In the HollyFrontier technical analysis, what is the 100-week moving average given as?

**TEXT:**
..........

The purpose of my technical analysis is all to do with trends. I examine the direction of the trend by simply analyzing price, the momentum of the trend through moving average convergence divergence (MACD) and the condition of the trend through the 14-day Relative Strength Index (RSI).
- HollyFrontier's share price bottomed in November 2008 and since has been in a strong uptrend. That's not to say there has not been volatility along the way. From Aug. 5, 2011, to Dec. 9, 2011, the company share price corrected 45%. Then again, from March 8, 2013, to July 5, 2013, the share price endured a 34% correction. However, what was notable on each occasion was that the support of the 100-week moving average held. Indeed, looking back over a 10-year weekly chart of HollyFrontier, the 100-week moving average has proved an important area of support and resistance. Therefore, with the current share price of $49.49 above the 100-week moving average of $43.82, the uptrend remains in place and is well-supported.
Fig. 4 - Weekly Price TrendSource: Bloomberg.
- The 34% decline in the share price in 2013 also resulted in momentum to plunge into negative territory. After recovering to positive territory later in the year, there was another brief correction in January. However, the recent evidence is that momentum is picking up once more, which could send the share price higher to challenge the 52-week highs of $59.20.
Fig. 5 - HollyFrontier Weekly Price Momentum Using MACD (12, 26)Source: Bloomberg.
- The key levels to look out for on the RSI chart are 70 and above, which equates to an overbought condition. Meanwhile, a reading of 30 or below reflects an oversold condition. The RSI on the weekly chart for HollyFrontier is 58.5. Therefore, it is neutral territory with little suggestion a rally cannot ensue from current levels.
Fig. 6 - HollyFrontier Weekly Price Condition Using RSI (14)Source: Bloomberg.

..........

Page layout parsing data
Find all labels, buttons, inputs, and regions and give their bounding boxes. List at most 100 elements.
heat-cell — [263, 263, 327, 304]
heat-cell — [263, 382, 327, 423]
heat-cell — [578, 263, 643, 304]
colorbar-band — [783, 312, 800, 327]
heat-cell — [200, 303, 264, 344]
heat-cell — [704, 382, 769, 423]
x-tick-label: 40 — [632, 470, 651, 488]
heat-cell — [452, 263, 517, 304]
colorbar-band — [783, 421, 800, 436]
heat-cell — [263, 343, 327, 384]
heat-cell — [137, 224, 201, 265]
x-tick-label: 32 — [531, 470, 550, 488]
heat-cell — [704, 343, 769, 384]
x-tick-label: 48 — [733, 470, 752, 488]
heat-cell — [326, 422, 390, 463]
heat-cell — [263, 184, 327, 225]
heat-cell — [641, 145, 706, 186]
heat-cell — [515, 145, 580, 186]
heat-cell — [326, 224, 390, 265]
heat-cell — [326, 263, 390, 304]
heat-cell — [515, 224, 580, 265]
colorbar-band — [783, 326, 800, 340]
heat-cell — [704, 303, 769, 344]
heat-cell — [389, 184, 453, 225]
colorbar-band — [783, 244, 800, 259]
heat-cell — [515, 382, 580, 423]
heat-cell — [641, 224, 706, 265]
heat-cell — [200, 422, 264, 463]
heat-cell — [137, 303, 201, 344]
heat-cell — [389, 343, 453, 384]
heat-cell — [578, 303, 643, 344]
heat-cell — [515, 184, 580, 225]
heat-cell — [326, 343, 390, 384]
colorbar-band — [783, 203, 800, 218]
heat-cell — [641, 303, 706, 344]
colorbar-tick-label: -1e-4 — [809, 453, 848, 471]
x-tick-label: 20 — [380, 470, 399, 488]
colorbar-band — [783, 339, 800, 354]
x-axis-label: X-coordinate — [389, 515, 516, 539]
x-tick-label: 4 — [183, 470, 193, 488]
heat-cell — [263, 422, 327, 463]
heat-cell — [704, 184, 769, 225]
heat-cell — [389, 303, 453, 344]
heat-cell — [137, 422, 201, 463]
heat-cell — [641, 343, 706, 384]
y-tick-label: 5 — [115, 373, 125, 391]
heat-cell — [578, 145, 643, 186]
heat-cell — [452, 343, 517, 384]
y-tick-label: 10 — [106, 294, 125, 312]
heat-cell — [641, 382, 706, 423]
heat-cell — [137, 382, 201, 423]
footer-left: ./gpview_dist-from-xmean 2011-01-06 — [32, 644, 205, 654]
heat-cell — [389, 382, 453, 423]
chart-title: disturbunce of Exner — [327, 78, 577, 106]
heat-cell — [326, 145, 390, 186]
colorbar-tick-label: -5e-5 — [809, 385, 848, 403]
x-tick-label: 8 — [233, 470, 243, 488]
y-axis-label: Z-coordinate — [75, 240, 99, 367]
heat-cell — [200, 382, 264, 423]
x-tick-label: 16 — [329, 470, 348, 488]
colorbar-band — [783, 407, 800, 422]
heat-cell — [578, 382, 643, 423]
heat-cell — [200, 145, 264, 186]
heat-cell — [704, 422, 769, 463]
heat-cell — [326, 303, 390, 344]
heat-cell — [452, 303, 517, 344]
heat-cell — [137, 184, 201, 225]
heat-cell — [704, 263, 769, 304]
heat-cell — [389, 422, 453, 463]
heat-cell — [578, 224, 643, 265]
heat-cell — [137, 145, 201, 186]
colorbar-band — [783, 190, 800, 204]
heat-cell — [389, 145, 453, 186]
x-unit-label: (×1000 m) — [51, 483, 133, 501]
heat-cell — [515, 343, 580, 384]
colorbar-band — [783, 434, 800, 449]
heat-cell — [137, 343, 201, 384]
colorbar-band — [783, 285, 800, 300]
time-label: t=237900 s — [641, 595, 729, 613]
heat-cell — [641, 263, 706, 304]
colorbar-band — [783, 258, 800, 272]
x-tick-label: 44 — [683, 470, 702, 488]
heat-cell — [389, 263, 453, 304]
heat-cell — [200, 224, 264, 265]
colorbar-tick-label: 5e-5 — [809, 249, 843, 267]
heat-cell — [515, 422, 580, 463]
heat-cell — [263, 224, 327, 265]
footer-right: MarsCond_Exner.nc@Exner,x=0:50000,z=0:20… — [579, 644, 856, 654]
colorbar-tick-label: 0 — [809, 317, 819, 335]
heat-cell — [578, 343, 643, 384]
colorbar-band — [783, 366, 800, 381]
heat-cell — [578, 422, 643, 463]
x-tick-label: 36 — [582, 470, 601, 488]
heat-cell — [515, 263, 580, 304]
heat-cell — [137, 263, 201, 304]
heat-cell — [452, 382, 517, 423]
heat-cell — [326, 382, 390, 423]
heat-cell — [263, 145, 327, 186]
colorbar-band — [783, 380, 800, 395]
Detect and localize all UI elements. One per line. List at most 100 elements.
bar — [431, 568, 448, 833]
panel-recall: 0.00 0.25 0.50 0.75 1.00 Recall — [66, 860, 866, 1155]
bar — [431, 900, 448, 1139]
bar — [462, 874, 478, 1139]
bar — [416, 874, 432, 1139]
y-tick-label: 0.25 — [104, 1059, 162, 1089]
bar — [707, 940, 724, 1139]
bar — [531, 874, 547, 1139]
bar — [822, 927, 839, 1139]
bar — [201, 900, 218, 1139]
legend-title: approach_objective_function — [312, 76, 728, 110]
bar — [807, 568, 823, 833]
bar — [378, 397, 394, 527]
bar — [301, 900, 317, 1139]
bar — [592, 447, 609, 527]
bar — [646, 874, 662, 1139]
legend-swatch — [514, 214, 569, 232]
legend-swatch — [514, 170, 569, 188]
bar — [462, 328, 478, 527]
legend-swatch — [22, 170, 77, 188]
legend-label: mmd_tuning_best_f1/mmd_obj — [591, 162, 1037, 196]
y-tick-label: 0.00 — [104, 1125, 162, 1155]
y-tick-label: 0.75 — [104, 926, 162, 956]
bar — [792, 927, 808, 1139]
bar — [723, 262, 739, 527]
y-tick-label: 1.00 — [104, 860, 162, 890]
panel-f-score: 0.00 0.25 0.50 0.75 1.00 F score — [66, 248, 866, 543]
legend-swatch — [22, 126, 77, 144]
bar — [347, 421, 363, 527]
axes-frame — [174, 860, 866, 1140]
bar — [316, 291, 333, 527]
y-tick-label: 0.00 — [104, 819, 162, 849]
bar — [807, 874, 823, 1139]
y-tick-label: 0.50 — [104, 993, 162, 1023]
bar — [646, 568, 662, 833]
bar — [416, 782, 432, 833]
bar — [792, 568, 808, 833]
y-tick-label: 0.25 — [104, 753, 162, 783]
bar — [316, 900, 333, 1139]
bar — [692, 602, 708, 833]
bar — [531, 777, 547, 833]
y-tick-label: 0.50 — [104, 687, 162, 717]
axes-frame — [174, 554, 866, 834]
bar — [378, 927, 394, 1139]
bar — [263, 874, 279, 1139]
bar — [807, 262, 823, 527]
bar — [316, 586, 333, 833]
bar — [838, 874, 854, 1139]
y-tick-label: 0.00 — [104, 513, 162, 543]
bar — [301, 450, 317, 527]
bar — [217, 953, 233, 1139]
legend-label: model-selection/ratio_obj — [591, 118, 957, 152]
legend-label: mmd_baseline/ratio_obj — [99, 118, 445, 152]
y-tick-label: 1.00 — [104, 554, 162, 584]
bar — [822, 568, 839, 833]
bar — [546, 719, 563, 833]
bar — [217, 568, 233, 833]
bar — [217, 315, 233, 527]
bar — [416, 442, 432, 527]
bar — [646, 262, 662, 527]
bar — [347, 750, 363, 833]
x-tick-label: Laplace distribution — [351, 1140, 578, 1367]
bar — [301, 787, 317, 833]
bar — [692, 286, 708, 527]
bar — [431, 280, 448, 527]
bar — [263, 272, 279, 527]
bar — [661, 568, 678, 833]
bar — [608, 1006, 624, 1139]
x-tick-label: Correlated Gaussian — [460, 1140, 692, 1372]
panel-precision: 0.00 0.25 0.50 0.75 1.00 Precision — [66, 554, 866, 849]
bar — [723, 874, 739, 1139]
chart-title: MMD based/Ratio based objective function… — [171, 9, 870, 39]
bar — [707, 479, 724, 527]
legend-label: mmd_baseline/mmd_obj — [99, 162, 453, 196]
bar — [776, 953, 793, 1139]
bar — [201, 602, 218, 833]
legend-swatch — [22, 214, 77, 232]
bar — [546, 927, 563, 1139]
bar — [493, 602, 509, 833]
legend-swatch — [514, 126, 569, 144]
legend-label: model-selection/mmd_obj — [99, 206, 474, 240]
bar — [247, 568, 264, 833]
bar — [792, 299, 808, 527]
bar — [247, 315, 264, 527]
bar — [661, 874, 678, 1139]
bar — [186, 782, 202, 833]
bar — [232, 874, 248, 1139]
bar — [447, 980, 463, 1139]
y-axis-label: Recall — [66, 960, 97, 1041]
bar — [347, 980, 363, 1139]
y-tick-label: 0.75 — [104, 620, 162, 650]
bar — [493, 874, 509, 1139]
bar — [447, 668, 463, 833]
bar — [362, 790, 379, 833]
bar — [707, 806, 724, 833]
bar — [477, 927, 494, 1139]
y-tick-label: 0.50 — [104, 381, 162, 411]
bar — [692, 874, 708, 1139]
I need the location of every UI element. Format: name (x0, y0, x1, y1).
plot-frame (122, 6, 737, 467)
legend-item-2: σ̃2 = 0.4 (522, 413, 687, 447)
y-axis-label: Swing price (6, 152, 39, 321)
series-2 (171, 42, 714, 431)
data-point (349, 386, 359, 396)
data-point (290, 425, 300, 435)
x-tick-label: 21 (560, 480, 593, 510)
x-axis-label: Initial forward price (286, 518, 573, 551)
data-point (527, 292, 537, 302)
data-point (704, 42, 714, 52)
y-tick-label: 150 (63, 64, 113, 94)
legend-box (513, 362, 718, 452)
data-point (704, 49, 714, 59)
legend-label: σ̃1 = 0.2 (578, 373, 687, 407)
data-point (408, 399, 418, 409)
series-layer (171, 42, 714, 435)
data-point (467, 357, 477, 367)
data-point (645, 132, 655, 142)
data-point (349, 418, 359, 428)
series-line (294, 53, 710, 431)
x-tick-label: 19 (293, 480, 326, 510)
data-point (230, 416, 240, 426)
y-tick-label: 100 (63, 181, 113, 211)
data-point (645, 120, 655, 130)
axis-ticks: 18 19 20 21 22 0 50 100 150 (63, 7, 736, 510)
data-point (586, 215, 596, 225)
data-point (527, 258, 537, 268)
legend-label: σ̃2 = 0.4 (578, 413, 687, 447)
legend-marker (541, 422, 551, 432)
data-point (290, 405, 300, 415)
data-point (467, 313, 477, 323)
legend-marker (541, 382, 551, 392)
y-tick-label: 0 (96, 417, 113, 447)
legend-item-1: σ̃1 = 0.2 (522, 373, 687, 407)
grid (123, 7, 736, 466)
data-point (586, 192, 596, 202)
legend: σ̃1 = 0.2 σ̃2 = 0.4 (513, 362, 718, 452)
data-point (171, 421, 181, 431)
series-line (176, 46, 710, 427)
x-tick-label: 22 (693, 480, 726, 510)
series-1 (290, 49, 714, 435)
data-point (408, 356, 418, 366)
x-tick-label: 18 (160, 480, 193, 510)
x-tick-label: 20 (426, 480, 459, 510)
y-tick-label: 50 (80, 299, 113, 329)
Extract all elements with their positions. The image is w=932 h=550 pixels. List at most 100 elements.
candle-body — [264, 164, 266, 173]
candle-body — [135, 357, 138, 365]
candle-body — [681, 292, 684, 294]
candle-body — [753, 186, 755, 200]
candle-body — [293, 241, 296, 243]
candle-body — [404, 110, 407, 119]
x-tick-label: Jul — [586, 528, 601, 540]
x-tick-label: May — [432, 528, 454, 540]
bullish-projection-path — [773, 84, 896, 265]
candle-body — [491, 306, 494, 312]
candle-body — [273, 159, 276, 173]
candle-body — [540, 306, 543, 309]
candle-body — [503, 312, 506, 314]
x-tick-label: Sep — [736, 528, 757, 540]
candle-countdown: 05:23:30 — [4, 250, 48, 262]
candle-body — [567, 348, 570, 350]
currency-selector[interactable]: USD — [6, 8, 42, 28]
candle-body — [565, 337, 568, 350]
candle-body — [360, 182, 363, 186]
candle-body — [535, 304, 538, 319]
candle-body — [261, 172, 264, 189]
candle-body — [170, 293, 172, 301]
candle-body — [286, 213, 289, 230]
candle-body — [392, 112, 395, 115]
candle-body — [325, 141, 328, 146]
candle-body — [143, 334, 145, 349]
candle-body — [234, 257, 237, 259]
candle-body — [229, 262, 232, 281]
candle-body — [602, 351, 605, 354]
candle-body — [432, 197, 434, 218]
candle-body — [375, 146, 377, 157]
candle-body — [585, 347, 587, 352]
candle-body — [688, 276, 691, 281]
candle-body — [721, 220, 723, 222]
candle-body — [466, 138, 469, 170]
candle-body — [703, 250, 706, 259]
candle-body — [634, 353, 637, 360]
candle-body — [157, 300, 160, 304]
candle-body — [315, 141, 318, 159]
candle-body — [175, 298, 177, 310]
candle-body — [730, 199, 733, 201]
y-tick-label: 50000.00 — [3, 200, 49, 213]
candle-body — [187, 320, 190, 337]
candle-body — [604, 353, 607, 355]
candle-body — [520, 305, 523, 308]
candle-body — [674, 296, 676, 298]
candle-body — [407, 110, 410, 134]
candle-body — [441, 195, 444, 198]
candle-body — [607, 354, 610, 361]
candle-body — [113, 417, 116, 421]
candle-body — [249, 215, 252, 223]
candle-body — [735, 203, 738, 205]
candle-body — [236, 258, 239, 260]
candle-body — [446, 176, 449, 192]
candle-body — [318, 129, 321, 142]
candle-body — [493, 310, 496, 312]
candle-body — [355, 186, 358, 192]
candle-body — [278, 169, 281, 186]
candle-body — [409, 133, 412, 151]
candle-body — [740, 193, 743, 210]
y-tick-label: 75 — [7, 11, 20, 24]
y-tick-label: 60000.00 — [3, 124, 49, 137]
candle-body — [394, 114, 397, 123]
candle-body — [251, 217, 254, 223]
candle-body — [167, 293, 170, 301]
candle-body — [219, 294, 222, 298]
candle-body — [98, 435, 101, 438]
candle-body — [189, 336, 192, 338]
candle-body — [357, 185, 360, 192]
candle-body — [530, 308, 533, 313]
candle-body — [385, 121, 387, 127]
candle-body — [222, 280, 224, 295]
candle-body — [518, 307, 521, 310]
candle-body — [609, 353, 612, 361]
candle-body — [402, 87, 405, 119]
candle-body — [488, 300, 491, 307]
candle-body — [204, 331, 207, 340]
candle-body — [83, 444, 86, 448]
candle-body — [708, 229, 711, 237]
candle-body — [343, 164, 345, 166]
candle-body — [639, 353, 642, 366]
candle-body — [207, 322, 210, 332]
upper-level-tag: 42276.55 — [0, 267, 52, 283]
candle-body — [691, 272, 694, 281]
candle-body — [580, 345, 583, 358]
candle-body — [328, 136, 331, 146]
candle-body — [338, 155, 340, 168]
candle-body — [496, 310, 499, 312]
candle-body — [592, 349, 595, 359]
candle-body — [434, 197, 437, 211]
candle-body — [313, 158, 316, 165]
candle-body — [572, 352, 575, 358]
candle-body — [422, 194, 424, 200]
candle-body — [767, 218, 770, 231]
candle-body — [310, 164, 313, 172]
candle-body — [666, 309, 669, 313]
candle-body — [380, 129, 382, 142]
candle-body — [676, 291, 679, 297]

..........

**ANSWER SPACE:** $43.82